##### ENTRIES #####
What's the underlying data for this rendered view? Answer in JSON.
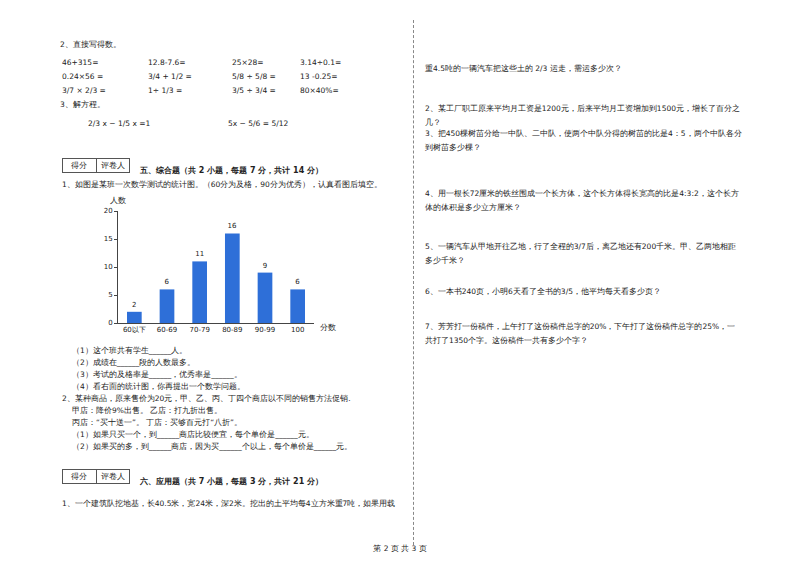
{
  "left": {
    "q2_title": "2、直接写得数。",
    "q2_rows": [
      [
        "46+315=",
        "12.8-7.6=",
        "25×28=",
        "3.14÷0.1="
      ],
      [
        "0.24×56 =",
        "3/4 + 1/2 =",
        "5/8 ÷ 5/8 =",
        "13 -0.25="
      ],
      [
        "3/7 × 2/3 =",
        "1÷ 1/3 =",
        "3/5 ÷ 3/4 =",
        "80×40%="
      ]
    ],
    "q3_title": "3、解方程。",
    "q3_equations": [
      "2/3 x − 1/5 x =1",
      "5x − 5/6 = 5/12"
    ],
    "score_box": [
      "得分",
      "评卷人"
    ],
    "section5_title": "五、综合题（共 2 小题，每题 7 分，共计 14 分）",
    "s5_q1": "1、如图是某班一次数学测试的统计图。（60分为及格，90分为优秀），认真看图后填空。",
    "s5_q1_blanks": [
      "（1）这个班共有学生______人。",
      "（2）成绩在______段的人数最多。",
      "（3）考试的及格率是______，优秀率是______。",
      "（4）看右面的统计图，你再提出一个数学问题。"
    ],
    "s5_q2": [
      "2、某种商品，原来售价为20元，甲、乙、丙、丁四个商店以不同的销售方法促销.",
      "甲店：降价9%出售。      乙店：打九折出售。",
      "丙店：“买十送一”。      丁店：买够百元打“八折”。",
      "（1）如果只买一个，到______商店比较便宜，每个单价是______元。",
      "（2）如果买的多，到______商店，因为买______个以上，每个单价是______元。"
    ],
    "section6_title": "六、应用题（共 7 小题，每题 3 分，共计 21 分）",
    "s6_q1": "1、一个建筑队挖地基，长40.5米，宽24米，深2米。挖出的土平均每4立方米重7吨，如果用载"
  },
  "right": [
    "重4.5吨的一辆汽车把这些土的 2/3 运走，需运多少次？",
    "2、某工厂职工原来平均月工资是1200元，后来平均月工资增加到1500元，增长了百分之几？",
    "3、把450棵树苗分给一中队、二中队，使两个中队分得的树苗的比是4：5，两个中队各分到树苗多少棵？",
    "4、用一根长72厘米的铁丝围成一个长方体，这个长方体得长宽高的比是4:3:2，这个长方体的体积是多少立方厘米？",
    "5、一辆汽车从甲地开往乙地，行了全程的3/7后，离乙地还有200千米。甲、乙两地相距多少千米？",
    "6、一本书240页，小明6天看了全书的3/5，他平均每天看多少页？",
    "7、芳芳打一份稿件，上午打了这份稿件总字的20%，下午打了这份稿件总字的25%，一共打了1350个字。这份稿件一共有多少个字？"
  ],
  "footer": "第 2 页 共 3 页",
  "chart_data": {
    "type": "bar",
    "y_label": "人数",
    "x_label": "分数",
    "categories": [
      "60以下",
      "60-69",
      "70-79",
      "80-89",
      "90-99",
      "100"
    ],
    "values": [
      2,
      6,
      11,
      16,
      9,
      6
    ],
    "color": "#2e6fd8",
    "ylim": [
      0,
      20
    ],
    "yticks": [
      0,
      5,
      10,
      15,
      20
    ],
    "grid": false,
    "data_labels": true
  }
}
#####
TASK REQUIREMENTS
Excluding the pictures, restate the records above word for word.

EXERCISE RESULT
What's the underlying data for this rendered view? Answer in JSON.
{
  "left": {
    "q2_title": "2、直接写得数。",
    "q2_rows": [
      [
        "46+315=",
        "12.8-7.6=",
        "25×28=",
        "3.14÷0.1="
      ],
      [
        "0.24×56 =",
        "3/4 + 1/2 =",
        "5/8 ÷ 5/8 =",
        "13 -0.25="
      ],
      [
        "3/7 × 2/3 =",
        "1÷ 1/3 =",
        "3/5 ÷ 3/4 =",
        "80×40%="
      ]
    ],
    "q3_title": "3、解方程。",
    "q3_equations": [
      "2/3 x − 1/5 x =1",
      "5x − 5/6 = 5/12"
    ],
    "score_box": [
      "得分",
      "评卷人"
    ],
    "section5_title": "五、综合题（共 2 小题，每题 7 分，共计 14 分）",
    "s5_q1": "1、如图是某班一次数学测试的统计图。（60分为及格，90分为优秀），认真看图后填空。",
    "s5_q1_blanks": [
      "（1）这个班共有学生______人。",
      "（2）成绩在______段的人数最多。",
      "（3）考试的及格率是______，优秀率是______。",
      "（4）看右面的统计图，你再提出一个数学问题。"
    ],
    "s5_q2": [
      "2、某种商品，原来售价为20元，甲、乙、丙、丁四个商店以不同的销售方法促销.",
      "甲店：降价9%出售。      乙店：打九折出售。",
      "丙店：“买十送一”。      丁店：买够百元打“八折”。",
      "（1）如果只买一个，到______商店比较便宜，每个单价是______元。",
      "（2）如果买的多，到______商店，因为买______个以上，每个单价是______元。"
    ],
    "section6_title": "六、应用题（共 7 小题，每题 3 分，共计 21 分）",
    "s6_q1": "1、一个建筑队挖地基，长40.5米，宽24米，深2米。挖出的土平均每4立方米重7吨，如果用载"
  },
  "right": [
    "重4.5吨的一辆汽车把这些土的 2/3 运走，需运多少次？",
    "2、某工厂职工原来平均月工资是1200元，后来平均月工资增加到1500元，增长了百分之几？",
    "3、把450棵树苗分给一中队、二中队，使两个中队分得的树苗的比是4：5，两个中队各分到树苗多少棵？",
    "4、用一根长72厘米的铁丝围成一个长方体，这个长方体得长宽高的比是4:3:2，这个长方体的体积是多少立方厘米？",
    "5、一辆汽车从甲地开往乙地，行了全程的3/7后，离乙地还有200千米。甲、乙两地相距多少千米？",
    "6、一本书240页，小明6天看了全书的3/5，他平均每天看多少页？",
    "7、芳芳打一份稿件，上午打了这份稿件总字的20%，下午打了这份稿件总字的25%，一共打了1350个字。这份稿件一共有多少个字？"
  ],
  "footer": "第 2 页 共 3 页",
  "chart_data": {
    "type": "bar",
    "y_label": "人数",
    "x_label": "分数",
    "categories": [
      "60以下",
      "60-69",
      "70-79",
      "80-89",
      "90-99",
      "100"
    ],
    "values": [
      2,
      6,
      11,
      16,
      9,
      6
    ],
    "color": "#2e6fd8",
    "ylim": [
      0,
      20
    ],
    "yticks": [
      0,
      5,
      10,
      15,
      20
    ],
    "grid": false,
    "data_labels": true
  }
}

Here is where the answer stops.